* Data for processing *
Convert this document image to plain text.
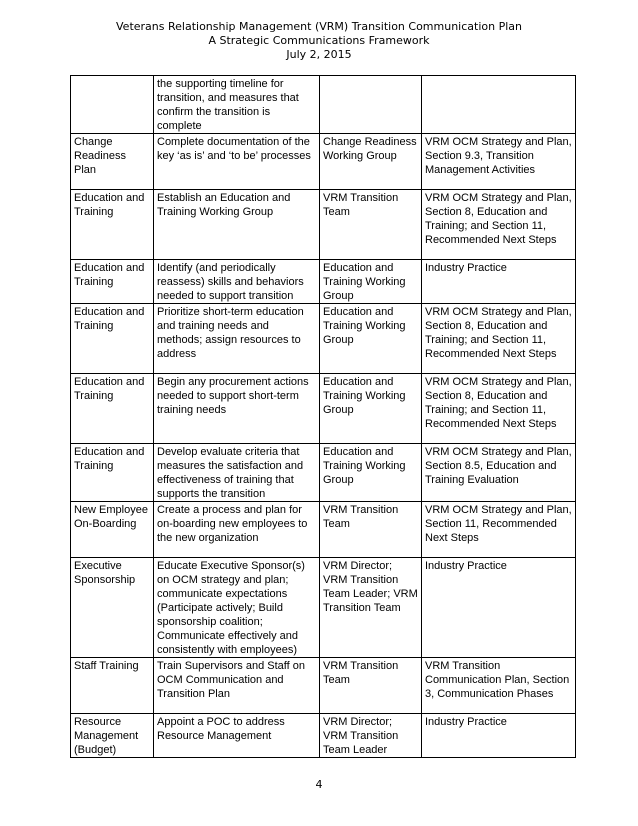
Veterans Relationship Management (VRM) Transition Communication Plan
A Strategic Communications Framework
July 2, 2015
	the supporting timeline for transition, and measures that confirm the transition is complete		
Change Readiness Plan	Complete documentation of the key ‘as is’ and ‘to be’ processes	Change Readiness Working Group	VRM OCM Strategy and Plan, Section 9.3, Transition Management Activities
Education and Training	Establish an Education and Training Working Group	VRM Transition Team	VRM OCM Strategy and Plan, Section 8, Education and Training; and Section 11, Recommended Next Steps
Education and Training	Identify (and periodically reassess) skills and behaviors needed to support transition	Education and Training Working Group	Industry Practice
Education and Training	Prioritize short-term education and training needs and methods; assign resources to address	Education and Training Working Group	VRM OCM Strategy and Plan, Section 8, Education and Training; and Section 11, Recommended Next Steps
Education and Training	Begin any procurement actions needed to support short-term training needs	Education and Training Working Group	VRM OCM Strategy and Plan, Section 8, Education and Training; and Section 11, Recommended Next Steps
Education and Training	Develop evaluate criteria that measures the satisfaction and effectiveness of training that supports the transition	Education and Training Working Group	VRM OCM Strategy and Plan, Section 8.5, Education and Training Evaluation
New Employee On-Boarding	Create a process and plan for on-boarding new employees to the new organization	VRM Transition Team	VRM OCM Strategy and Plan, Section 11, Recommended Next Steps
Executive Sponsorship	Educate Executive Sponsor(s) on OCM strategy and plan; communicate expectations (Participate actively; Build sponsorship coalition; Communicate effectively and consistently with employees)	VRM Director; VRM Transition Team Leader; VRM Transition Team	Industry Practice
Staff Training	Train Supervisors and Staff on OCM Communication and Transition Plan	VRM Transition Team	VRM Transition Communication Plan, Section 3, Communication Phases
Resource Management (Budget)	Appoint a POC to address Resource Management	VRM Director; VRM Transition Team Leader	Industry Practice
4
---
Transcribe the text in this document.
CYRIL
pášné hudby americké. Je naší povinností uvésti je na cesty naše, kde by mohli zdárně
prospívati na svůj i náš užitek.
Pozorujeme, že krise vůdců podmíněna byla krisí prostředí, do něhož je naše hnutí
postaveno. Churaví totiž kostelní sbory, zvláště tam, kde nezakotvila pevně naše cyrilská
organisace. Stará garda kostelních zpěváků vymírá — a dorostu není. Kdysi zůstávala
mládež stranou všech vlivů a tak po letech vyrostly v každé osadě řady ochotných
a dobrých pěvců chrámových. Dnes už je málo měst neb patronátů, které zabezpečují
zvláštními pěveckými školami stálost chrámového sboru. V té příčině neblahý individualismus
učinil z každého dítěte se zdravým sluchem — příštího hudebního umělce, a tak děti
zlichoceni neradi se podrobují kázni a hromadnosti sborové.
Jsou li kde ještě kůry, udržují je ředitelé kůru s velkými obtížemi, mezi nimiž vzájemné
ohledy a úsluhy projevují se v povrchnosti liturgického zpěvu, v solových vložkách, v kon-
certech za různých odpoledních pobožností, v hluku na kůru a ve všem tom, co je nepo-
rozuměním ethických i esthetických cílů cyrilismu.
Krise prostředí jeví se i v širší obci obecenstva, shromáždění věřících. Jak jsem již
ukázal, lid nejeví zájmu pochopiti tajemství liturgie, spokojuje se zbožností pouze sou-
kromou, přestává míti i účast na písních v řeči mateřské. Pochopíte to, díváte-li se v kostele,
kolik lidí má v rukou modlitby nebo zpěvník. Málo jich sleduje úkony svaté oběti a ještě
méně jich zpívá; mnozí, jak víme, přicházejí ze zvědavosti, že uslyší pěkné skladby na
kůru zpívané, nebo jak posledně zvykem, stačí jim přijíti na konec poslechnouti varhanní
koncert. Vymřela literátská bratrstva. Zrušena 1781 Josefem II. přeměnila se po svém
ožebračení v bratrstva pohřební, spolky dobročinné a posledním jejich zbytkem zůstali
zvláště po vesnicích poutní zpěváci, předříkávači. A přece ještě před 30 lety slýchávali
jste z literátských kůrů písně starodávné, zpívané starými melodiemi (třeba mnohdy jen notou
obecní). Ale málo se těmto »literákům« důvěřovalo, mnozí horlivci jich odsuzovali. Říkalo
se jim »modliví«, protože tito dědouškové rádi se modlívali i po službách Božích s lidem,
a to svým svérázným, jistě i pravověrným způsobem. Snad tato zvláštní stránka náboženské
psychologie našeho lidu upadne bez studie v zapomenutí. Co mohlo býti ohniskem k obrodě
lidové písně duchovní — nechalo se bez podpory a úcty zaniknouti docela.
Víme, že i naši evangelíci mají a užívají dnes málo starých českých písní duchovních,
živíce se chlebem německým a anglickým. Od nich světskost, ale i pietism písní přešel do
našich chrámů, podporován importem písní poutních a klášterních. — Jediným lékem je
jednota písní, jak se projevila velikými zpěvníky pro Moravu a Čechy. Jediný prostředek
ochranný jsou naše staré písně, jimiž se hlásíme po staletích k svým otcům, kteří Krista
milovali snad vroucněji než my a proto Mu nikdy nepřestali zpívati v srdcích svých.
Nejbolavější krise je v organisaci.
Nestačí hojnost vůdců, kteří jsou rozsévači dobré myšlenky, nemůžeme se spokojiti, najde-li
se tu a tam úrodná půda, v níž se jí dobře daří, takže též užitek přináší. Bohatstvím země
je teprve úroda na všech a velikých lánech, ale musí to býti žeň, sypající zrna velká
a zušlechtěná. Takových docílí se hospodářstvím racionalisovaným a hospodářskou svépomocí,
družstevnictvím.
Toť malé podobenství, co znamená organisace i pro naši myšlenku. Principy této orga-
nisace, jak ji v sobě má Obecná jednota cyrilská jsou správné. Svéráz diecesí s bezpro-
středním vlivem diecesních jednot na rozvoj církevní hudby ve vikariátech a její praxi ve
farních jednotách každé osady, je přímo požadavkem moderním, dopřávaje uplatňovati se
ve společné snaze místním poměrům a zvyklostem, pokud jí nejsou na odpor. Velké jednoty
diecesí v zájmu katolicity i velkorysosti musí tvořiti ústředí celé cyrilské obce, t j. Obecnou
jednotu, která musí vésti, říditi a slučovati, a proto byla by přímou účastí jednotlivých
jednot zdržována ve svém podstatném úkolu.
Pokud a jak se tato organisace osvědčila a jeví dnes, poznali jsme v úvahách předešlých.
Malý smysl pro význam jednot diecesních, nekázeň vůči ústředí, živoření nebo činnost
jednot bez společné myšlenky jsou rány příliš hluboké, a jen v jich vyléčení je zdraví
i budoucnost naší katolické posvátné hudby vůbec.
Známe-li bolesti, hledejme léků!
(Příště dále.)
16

* Brief *
Every line in the data above that contains "organisace" needs to be copied.

* Response for this exercise *
organisace. Stará garda kostelních zpěváků vymírá — a dorostu není. Kdysi zůstávala
Toť malé podobenství, co znamená organisace i pro naši myšlenku. Principy této orga-
Pokud a jak se tato organisace osvědčila a jeví dnes, poznali jsme v úvahách předešlých.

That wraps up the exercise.